● SET TASK
Answer with one number only: the number of lines that include the word "type".

● RECORDS FOR PROCESSING

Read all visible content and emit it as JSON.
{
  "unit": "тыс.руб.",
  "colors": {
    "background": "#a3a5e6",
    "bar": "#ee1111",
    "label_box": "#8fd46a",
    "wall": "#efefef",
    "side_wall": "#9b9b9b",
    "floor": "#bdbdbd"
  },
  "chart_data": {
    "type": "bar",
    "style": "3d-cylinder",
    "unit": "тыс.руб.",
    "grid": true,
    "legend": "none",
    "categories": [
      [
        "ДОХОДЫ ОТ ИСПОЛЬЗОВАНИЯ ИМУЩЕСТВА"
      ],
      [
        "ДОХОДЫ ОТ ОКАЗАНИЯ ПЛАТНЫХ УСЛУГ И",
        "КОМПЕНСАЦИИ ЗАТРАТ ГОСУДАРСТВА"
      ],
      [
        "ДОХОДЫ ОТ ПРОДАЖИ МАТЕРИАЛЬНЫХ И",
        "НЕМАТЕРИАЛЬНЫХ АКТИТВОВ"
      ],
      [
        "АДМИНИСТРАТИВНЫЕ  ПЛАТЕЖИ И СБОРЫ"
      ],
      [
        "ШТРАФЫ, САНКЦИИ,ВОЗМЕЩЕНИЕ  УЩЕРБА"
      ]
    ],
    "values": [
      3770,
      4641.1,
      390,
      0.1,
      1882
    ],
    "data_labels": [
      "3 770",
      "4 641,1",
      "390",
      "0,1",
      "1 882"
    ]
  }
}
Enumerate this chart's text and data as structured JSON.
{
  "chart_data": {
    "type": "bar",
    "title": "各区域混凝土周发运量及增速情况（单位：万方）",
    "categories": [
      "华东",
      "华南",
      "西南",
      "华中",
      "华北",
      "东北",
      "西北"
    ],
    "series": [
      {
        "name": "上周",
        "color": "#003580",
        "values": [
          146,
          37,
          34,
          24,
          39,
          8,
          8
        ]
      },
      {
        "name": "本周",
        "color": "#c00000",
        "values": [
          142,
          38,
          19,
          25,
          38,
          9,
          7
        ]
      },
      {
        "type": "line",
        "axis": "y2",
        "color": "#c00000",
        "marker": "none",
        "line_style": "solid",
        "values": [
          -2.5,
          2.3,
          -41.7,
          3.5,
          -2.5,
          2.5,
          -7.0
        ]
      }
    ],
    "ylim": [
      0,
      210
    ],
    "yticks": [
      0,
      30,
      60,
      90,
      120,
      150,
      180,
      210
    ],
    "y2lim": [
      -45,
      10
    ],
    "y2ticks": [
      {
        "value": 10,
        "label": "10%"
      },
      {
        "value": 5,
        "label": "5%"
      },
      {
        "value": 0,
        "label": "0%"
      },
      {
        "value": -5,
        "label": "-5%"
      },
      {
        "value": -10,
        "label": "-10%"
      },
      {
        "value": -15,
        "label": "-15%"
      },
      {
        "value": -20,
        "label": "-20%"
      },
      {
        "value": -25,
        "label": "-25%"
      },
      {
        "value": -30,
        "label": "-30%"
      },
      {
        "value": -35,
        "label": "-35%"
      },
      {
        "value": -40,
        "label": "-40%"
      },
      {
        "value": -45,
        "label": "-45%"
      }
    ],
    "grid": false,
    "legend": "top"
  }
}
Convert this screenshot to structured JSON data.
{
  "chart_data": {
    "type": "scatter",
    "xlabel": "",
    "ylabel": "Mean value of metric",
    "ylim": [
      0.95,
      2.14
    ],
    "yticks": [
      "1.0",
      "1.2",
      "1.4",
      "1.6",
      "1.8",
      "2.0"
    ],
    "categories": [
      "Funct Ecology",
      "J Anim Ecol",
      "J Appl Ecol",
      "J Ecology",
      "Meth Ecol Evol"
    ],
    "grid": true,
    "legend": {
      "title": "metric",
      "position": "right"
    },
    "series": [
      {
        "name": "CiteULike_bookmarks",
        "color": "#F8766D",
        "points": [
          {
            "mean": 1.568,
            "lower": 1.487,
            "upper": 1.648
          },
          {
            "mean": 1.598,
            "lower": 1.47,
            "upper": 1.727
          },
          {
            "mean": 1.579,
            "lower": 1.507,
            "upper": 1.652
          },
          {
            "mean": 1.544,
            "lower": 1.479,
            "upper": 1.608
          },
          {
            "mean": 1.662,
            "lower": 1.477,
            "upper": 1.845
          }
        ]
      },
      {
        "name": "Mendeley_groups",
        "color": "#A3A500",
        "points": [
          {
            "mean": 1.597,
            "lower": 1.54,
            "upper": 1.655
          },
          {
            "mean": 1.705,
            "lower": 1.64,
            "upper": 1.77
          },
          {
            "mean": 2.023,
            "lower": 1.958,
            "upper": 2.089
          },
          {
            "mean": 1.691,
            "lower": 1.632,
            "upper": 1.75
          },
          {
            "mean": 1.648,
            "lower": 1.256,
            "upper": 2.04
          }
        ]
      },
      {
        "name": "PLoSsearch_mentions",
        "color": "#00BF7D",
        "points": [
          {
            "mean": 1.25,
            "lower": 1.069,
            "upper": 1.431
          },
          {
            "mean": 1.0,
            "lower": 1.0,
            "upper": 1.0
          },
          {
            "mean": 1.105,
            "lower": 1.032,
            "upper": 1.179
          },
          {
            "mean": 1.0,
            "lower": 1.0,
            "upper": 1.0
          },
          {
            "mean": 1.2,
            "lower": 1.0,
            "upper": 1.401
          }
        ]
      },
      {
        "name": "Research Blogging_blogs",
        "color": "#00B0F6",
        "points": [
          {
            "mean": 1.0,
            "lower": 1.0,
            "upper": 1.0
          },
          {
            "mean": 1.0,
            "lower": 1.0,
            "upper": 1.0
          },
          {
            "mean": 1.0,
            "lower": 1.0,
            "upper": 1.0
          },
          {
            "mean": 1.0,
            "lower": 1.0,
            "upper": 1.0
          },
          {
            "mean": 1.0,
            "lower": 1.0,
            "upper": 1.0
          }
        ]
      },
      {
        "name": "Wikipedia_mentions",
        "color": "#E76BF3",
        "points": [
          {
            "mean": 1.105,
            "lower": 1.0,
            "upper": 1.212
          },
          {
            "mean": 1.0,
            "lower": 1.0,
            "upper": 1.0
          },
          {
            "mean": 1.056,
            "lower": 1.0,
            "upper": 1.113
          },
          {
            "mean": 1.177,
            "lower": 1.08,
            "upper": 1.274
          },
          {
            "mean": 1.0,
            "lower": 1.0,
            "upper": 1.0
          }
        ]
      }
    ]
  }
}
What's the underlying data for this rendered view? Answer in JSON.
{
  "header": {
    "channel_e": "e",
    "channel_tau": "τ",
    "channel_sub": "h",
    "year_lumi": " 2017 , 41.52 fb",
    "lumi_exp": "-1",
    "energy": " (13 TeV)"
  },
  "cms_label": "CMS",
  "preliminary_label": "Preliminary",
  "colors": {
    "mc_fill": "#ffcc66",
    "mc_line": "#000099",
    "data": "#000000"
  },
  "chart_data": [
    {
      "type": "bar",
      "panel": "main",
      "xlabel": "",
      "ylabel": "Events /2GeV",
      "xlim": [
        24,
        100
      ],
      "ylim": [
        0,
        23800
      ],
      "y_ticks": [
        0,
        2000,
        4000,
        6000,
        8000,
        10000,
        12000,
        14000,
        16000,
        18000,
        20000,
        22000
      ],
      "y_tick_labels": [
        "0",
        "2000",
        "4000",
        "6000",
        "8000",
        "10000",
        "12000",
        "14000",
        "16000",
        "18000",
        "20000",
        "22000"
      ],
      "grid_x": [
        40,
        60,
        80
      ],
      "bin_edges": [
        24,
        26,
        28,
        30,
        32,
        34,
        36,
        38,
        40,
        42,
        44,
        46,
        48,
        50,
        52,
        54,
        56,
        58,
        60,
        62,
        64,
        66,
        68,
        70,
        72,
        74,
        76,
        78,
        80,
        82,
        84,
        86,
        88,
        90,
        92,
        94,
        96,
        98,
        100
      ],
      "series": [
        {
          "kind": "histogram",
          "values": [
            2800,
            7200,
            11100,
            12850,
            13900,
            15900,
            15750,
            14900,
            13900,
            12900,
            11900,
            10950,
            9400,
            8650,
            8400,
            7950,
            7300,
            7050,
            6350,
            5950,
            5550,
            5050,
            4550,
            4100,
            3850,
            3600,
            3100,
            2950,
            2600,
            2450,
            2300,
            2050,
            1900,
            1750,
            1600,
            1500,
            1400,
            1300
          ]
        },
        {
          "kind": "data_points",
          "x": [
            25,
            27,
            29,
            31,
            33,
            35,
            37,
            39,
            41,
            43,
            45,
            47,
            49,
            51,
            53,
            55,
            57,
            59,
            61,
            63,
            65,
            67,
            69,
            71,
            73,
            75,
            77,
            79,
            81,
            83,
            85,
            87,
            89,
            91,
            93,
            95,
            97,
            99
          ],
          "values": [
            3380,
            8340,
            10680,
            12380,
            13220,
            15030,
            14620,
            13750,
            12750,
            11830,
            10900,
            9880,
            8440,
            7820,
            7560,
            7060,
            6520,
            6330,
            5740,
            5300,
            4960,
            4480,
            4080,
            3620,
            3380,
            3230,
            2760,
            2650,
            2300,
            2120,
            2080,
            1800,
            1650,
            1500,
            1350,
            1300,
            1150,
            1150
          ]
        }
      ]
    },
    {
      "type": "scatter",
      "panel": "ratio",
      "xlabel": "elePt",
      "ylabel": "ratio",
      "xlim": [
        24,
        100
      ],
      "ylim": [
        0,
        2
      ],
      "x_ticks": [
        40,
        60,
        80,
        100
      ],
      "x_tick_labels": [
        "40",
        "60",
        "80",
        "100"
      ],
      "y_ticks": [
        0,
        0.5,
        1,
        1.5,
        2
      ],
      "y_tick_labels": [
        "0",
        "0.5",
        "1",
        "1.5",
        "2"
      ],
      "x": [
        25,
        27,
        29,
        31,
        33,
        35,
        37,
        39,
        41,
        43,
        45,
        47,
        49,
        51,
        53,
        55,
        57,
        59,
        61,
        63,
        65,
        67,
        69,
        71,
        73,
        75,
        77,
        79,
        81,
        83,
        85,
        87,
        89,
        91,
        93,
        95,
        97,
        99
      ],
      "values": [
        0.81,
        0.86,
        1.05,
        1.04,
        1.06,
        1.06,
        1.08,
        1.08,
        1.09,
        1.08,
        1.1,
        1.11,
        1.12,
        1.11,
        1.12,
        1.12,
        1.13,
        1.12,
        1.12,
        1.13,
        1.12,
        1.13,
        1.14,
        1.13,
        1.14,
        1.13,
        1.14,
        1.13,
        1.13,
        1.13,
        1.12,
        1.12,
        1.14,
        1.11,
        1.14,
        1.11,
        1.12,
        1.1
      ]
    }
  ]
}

● SOLUTION FOR THIS EXERCISE
6